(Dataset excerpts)
════════════════
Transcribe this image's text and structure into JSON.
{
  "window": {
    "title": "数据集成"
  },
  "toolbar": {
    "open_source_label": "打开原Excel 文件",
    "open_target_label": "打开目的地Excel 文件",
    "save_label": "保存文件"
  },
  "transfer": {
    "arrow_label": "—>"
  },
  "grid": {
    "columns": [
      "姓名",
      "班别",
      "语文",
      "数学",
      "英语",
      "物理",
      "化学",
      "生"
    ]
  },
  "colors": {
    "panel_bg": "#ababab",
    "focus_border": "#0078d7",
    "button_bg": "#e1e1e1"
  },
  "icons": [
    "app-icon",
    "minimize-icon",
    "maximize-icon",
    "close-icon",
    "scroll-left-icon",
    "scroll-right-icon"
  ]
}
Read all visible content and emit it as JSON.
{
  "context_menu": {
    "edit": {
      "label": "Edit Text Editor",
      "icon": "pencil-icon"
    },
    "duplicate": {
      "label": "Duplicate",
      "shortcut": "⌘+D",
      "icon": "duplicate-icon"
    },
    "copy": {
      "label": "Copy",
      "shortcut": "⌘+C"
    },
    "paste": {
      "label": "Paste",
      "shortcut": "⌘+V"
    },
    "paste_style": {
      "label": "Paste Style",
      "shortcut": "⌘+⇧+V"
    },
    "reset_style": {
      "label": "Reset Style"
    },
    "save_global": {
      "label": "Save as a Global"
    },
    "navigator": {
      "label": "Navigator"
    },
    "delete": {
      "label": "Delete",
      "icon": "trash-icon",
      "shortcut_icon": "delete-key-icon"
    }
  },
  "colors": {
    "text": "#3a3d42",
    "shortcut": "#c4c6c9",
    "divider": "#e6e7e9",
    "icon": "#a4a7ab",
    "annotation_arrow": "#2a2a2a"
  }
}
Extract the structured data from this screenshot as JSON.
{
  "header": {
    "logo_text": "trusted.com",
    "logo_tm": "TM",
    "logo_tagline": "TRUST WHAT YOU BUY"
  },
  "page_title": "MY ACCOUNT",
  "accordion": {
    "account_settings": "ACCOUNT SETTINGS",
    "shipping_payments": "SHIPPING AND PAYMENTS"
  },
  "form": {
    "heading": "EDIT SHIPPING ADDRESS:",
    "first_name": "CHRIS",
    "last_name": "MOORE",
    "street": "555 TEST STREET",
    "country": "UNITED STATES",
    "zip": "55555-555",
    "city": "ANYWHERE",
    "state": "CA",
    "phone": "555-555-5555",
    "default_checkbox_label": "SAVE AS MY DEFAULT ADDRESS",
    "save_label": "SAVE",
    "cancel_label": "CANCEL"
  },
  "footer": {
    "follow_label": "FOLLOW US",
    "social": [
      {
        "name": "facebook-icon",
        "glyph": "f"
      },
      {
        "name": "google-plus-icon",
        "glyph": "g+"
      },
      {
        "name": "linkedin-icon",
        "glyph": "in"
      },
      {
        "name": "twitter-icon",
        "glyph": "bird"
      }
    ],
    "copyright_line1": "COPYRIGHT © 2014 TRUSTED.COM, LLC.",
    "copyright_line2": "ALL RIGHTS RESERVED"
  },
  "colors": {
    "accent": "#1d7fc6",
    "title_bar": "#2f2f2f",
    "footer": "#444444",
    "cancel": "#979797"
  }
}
════════════════
▶ [What you have to do]
Quote all the records. Keep every word exact.

▶ [Task answer]
Transcribe this image's text and structure into JSON.
{
  "window": {
    "title": "数据集成"
  },
  "toolbar": {
    "open_source_label": "打开原Excel 文件",
    "open_target_label": "打开目的地Excel 文件",
    "save_label": "保存文件"
  },
  "transfer": {
    "arrow_label": "—>"
  },
  "grid": {
    "columns": [
      "姓名",
      "班别",
      "语文",
      "数学",
      "英语",
      "物理",
      "化学",
      "生"
    ]
  },
  "colors": {
    "panel_bg": "#ababab",
    "focus_border": "#0078d7",
    "button_bg": "#e1e1e1"
  },
  "icons": [
    "app-icon",
    "minimize-icon",
    "maximize-icon",
    "close-icon",
    "scroll-left-icon",
    "scroll-right-icon"
  ]
}
Read all visible content and emit it as JSON.
{
  "context_menu": {
    "edit": {
      "label": "Edit Text Editor",
      "icon": "pencil-icon"
    },
    "duplicate": {
      "label": "Duplicate",
      "shortcut": "⌘+D",
      "icon": "duplicate-icon"
    },
    "copy": {
      "label": "Copy",
      "shortcut": "⌘+C"
    },
    "paste": {
      "label": "Paste",
      "shortcut": "⌘+V"
    },
    "paste_style": {
      "label": "Paste Style",
      "shortcut": "⌘+⇧+V"
    },
    "reset_style": {
      "label": "Reset Style"
    },
    "save_global": {
      "label": "Save as a Global"
    },
    "navigator": {
      "label": "Navigator"
    },
    "delete": {
      "label": "Delete",
      "icon": "trash-icon",
      "shortcut_icon": "delete-key-icon"
    }
  },
  "colors": {
    "text": "#3a3d42",
    "shortcut": "#c4c6c9",
    "divider": "#e6e7e9",
    "icon": "#a4a7ab",
    "annotation_arrow": "#2a2a2a"
  }
}
Extract the structured data from this screenshot as JSON.
{
  "header": {
    "logo_text": "trusted.com",
    "logo_tm": "TM",
    "logo_tagline": "TRUST WHAT YOU BUY"
  },
  "page_title": "MY ACCOUNT",
  "accordion": {
    "account_settings": "ACCOUNT SETTINGS",
    "shipping_payments": "SHIPPING AND PAYMENTS"
  },
  "form": {
    "heading": "EDIT SHIPPING ADDRESS:",
    "first_name": "CHRIS",
    "last_name": "MOORE",
    "street": "555 TEST STREET",
    "country": "UNITED STATES",
    "zip": "55555-555",
    "city": "ANYWHERE",
    "state": "CA",
    "phone": "555-555-5555",
    "default_checkbox_label": "SAVE AS MY DEFAULT ADDRESS",
    "save_label": "SAVE",
    "cancel_label": "CANCEL"
  },
  "footer": {
    "follow_label": "FOLLOW US",
    "social": [
      {
        "name": "facebook-icon",
        "glyph": "f"
      },
      {
        "name": "google-plus-icon",
        "glyph": "g+"
      },
      {
        "name": "linkedin-icon",
        "glyph": "in"
      },
      {
        "name": "twitter-icon",
        "glyph": "bird"
      }
    ],
    "copyright_line1": "COPYRIGHT © 2014 TRUSTED.COM, LLC.",
    "copyright_line2": "ALL RIGHTS RESERVED"
  },
  "colors": {
    "accent": "#1d7fc6",
    "title_bar": "#2f2f2f",
    "footer": "#444444",
    "cancel": "#979797"
  }
}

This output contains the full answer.